[Dataset excerpt]
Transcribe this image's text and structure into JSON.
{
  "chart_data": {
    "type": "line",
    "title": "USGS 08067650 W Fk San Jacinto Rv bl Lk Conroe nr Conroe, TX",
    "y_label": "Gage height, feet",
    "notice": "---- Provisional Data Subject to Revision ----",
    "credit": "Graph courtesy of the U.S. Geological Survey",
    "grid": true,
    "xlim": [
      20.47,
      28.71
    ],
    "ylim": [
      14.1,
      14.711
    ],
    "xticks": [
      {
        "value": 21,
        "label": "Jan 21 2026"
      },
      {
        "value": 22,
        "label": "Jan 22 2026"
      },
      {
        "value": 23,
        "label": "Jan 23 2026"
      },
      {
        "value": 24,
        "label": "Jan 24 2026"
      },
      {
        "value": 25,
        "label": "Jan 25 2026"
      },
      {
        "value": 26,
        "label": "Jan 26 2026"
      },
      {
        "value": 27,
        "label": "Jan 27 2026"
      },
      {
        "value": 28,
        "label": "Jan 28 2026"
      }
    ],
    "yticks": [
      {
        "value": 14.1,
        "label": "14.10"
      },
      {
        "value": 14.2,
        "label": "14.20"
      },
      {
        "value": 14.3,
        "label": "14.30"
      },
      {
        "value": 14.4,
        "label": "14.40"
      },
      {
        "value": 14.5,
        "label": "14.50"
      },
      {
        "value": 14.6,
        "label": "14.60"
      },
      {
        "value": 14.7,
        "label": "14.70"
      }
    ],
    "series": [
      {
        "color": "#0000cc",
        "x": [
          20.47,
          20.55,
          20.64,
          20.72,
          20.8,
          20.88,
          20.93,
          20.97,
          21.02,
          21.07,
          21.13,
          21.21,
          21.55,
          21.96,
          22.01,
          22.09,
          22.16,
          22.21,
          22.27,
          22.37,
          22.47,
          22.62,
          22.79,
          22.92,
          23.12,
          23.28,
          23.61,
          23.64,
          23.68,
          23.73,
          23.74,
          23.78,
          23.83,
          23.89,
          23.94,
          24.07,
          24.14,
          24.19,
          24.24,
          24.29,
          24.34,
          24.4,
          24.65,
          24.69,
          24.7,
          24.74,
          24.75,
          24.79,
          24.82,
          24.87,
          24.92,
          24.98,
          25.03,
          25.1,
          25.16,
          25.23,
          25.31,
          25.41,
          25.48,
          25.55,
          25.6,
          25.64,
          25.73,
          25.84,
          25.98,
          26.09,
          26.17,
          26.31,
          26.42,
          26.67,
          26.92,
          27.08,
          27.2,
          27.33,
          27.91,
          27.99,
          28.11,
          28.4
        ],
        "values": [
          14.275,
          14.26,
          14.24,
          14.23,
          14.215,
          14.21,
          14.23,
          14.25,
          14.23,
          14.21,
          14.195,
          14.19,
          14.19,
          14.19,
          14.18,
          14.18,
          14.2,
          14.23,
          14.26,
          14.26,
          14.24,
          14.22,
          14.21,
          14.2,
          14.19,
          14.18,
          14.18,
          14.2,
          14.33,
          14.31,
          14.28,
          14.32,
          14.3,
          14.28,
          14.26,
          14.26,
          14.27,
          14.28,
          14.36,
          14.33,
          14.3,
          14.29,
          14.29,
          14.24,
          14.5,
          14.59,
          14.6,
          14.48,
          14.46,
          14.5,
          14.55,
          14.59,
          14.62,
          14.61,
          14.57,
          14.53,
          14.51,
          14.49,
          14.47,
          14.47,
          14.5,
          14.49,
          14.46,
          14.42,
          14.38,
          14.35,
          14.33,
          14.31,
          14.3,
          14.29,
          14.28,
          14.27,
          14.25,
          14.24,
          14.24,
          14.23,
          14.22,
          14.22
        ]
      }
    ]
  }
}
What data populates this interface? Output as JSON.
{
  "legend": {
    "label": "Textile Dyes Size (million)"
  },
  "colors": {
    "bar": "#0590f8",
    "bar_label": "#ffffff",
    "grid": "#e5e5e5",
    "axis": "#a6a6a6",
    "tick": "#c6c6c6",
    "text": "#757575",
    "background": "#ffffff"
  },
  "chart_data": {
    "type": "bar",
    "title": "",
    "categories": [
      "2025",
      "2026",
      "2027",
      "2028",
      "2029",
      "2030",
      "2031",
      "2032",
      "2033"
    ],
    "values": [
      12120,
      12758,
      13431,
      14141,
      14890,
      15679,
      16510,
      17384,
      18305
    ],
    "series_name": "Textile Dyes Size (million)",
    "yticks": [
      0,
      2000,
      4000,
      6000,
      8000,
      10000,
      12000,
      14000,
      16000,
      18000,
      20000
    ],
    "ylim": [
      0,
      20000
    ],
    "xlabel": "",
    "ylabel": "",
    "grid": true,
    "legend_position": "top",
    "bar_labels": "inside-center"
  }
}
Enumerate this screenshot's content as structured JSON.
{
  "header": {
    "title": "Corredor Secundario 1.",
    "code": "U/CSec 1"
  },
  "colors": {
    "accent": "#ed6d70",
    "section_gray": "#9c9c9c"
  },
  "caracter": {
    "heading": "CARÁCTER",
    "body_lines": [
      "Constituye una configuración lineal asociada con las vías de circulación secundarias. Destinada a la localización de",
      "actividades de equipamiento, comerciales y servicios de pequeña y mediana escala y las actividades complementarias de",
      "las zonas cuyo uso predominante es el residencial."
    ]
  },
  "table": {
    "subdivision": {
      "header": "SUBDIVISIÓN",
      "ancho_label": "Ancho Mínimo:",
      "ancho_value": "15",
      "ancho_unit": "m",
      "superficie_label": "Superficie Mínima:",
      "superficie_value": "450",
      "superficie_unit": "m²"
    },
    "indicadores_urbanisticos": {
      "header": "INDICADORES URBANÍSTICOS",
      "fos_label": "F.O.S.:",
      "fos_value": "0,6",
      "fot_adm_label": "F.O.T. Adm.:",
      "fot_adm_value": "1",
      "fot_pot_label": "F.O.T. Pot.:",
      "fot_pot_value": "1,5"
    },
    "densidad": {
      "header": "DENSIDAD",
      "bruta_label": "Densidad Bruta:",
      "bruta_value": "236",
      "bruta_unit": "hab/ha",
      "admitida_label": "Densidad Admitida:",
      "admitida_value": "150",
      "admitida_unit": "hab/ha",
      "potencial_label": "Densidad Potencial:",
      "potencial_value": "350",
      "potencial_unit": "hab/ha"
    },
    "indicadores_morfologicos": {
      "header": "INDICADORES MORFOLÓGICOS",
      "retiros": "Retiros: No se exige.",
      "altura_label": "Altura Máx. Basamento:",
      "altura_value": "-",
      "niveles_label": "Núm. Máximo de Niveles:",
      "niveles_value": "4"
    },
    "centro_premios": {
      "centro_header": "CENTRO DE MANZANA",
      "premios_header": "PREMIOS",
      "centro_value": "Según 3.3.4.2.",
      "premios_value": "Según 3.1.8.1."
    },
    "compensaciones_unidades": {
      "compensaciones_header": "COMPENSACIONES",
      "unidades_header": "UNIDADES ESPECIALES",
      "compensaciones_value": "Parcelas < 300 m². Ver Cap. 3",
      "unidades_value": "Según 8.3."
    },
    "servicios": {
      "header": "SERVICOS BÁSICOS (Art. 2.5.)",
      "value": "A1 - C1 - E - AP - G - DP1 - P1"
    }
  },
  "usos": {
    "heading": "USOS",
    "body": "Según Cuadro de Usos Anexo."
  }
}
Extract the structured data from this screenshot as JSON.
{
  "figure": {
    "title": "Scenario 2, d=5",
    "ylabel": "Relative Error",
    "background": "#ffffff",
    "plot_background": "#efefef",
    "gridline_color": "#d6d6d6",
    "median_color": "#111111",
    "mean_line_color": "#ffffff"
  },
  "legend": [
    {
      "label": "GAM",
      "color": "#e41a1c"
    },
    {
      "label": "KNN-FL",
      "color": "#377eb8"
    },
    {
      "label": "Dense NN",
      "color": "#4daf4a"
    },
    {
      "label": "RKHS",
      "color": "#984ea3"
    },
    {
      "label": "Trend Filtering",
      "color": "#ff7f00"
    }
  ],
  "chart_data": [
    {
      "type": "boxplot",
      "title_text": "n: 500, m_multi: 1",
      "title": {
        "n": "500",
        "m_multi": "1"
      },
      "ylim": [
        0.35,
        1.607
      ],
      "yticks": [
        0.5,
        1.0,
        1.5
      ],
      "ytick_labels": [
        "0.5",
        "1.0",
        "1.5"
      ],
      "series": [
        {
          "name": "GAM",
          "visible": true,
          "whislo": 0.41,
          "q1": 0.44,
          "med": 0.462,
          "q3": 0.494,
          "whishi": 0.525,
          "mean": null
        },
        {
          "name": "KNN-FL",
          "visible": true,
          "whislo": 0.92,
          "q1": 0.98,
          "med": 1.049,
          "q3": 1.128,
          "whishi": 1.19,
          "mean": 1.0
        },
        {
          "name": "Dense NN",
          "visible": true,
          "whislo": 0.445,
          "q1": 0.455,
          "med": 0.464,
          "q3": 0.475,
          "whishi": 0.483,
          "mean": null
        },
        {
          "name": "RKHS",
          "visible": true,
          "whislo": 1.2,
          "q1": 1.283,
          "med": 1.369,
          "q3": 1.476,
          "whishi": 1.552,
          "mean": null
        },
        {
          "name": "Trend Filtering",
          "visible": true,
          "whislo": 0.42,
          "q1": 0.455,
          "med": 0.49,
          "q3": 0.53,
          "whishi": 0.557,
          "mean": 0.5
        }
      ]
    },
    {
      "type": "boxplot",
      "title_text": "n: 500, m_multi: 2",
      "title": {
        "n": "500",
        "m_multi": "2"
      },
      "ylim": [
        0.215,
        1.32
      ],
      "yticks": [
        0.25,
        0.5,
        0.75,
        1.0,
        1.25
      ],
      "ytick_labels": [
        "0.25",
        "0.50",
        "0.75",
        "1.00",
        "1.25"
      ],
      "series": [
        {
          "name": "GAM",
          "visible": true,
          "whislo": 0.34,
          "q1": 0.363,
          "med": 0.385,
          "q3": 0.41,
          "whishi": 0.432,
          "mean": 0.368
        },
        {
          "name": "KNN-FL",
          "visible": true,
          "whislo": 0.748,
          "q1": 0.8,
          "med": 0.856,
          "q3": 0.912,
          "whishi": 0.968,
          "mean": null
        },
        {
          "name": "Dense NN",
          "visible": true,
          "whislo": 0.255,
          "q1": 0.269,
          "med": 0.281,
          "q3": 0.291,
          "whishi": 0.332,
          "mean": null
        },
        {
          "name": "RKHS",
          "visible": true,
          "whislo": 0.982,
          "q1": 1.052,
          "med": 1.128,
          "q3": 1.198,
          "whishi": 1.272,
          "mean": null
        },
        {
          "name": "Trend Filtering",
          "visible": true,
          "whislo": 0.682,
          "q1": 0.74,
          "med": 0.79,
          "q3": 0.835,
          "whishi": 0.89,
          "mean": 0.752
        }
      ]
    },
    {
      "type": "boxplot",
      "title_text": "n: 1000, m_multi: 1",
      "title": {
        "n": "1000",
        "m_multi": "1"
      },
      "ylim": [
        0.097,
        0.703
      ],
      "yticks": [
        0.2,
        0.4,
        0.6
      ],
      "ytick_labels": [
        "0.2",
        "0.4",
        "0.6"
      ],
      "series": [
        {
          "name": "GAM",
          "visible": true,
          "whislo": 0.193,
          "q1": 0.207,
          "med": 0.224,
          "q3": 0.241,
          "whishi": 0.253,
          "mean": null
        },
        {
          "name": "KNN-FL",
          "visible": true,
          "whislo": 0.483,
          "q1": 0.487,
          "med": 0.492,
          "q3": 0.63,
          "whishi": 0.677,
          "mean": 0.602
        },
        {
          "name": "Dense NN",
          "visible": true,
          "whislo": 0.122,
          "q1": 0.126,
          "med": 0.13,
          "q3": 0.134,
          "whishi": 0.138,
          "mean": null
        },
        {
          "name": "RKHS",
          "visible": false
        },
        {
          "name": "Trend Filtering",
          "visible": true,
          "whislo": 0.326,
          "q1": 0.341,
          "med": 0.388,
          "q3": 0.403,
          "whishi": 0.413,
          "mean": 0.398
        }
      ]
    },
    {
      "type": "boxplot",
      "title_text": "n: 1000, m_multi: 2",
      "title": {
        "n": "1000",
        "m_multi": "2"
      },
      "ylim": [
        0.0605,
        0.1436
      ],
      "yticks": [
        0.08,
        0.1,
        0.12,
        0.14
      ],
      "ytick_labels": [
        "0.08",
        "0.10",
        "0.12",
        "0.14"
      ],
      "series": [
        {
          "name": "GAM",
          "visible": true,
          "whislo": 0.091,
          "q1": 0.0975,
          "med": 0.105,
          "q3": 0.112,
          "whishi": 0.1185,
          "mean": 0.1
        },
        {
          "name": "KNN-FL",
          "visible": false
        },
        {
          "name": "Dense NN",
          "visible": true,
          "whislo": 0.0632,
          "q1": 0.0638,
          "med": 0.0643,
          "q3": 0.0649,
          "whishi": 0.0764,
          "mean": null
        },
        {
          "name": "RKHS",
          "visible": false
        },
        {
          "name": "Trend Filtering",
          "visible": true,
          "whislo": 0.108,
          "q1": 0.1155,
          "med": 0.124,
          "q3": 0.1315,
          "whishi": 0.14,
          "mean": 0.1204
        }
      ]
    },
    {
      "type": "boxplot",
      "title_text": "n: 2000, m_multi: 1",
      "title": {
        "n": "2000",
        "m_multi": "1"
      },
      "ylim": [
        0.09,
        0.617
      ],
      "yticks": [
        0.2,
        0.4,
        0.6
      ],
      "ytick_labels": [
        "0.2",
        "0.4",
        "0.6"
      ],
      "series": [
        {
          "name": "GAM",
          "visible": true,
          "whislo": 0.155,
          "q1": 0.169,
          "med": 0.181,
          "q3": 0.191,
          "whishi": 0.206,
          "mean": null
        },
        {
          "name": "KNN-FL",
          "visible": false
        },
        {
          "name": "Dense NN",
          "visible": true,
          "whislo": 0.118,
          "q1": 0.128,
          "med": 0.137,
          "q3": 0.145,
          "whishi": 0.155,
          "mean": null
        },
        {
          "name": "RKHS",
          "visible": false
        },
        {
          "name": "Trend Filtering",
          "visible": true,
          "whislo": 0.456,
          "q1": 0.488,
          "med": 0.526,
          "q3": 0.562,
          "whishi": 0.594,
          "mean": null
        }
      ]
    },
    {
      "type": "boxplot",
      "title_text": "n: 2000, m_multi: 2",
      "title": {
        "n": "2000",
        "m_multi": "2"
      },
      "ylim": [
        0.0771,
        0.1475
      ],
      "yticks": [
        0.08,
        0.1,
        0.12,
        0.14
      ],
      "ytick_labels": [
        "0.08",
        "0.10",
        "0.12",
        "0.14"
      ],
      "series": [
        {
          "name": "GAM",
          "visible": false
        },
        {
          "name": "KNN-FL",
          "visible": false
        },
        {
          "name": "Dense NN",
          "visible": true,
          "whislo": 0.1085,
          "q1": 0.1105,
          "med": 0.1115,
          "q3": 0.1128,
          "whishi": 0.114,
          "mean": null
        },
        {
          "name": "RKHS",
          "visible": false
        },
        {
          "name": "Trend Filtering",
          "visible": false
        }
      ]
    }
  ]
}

▶ **PROBLEM STATEMENT**
Copy out every line from the material above in which the word "Size" appears.

▶ **TASK ANSWER**
    "label": "Textile Dyes Size (million)"
    "series_name": "Textile Dyes Size (million)",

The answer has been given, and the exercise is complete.